Records to process:

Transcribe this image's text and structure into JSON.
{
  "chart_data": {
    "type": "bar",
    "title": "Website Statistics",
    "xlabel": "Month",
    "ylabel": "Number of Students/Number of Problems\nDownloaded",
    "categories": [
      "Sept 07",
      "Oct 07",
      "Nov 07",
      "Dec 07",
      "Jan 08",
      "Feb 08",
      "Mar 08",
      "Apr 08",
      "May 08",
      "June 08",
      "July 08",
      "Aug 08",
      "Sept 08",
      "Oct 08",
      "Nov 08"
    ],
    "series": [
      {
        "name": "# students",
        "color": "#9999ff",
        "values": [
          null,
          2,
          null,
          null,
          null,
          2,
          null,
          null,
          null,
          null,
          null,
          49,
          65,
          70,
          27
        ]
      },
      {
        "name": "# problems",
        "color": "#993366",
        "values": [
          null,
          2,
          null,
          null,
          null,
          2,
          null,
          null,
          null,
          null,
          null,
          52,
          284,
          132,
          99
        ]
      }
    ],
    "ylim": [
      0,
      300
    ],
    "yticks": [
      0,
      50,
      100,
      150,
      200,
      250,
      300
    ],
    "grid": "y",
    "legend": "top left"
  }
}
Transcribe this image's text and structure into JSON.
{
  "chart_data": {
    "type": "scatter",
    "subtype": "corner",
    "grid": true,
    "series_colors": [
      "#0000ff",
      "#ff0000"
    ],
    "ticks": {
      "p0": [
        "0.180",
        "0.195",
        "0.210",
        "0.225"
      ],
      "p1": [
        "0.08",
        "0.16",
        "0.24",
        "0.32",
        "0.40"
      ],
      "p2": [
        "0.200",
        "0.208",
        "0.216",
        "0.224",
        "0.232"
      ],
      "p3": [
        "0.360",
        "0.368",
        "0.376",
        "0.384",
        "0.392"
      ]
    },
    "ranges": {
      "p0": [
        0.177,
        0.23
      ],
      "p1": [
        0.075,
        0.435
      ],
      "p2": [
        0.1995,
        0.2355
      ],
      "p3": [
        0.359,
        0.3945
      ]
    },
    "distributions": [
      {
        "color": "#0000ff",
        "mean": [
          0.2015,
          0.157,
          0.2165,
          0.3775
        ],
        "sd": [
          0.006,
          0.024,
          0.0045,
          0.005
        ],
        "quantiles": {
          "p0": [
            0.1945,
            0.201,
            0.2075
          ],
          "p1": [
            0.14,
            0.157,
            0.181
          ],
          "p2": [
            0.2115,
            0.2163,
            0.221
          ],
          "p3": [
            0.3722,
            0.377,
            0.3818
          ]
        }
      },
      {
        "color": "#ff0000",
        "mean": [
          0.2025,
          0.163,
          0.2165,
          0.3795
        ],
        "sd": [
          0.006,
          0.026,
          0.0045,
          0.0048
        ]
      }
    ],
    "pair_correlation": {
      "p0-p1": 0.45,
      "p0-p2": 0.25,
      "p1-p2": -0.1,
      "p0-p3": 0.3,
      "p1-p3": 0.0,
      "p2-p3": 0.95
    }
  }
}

Objective: Please reproduce all of the entries exactly as they stand.

Worked answer:
Transcribe this image's text and structure into JSON.
{
  "chart_data": {
    "type": "bar",
    "title": "Website Statistics",
    "xlabel": "Month",
    "ylabel": "Number of Students/Number of Problems\nDownloaded",
    "categories": [
      "Sept 07",
      "Oct 07",
      "Nov 07",
      "Dec 07",
      "Jan 08",
      "Feb 08",
      "Mar 08",
      "Apr 08",
      "May 08",
      "June 08",
      "July 08",
      "Aug 08",
      "Sept 08",
      "Oct 08",
      "Nov 08"
    ],
    "series": [
      {
        "name": "# students",
        "color": "#9999ff",
        "values": [
          null,
          2,
          null,
          null,
          null,
          2,
          null,
          null,
          null,
          null,
          null,
          49,
          65,
          70,
          27
        ]
      },
      {
        "name": "# problems",
        "color": "#993366",
        "values": [
          null,
          2,
          null,
          null,
          null,
          2,
          null,
          null,
          null,
          null,
          null,
          52,
          284,
          132,
          99
        ]
      }
    ],
    "ylim": [
      0,
      300
    ],
    "yticks": [
      0,
      50,
      100,
      150,
      200,
      250,
      300
    ],
    "grid": "y",
    "legend": "top left"
  }
}
Transcribe this image's text and structure into JSON.
{
  "chart_data": {
    "type": "scatter",
    "subtype": "corner",
    "grid": true,
    "series_colors": [
      "#0000ff",
      "#ff0000"
    ],
    "ticks": {
      "p0": [
        "0.180",
        "0.195",
        "0.210",
        "0.225"
      ],
      "p1": [
        "0.08",
        "0.16",
        "0.24",
        "0.32",
        "0.40"
      ],
      "p2": [
        "0.200",
        "0.208",
        "0.216",
        "0.224",
        "0.232"
      ],
      "p3": [
        "0.360",
        "0.368",
        "0.376",
        "0.384",
        "0.392"
      ]
    },
    "ranges": {
      "p0": [
        0.177,
        0.23
      ],
      "p1": [
        0.075,
        0.435
      ],
      "p2": [
        0.1995,
        0.2355
      ],
      "p3": [
        0.359,
        0.3945
      ]
    },
    "distributions": [
      {
        "color": "#0000ff",
        "mean": [
          0.2015,
          0.157,
          0.2165,
          0.3775
        ],
        "sd": [
          0.006,
          0.024,
          0.0045,
          0.005
        ],
        "quantiles": {
          "p0": [
            0.1945,
            0.201,
            0.2075
          ],
          "p1": [
            0.14,
            0.157,
            0.181
          ],
          "p2": [
            0.2115,
            0.2163,
            0.221
          ],
          "p3": [
            0.3722,
            0.377,
            0.3818
          ]
        }
      },
      {
        "color": "#ff0000",
        "mean": [
          0.2025,
          0.163,
          0.2165,
          0.3795
        ],
        "sd": [
          0.006,
          0.026,
          0.0045,
          0.0048
        ]
      }
    ],
    "pair_correlation": {
      "p0-p1": 0.45,
      "p0-p2": 0.25,
      "p1-p2": -0.1,
      "p0-p3": 0.3,
      "p1-p3": 0.0,
      "p2-p3": 0.95
    }
  }
}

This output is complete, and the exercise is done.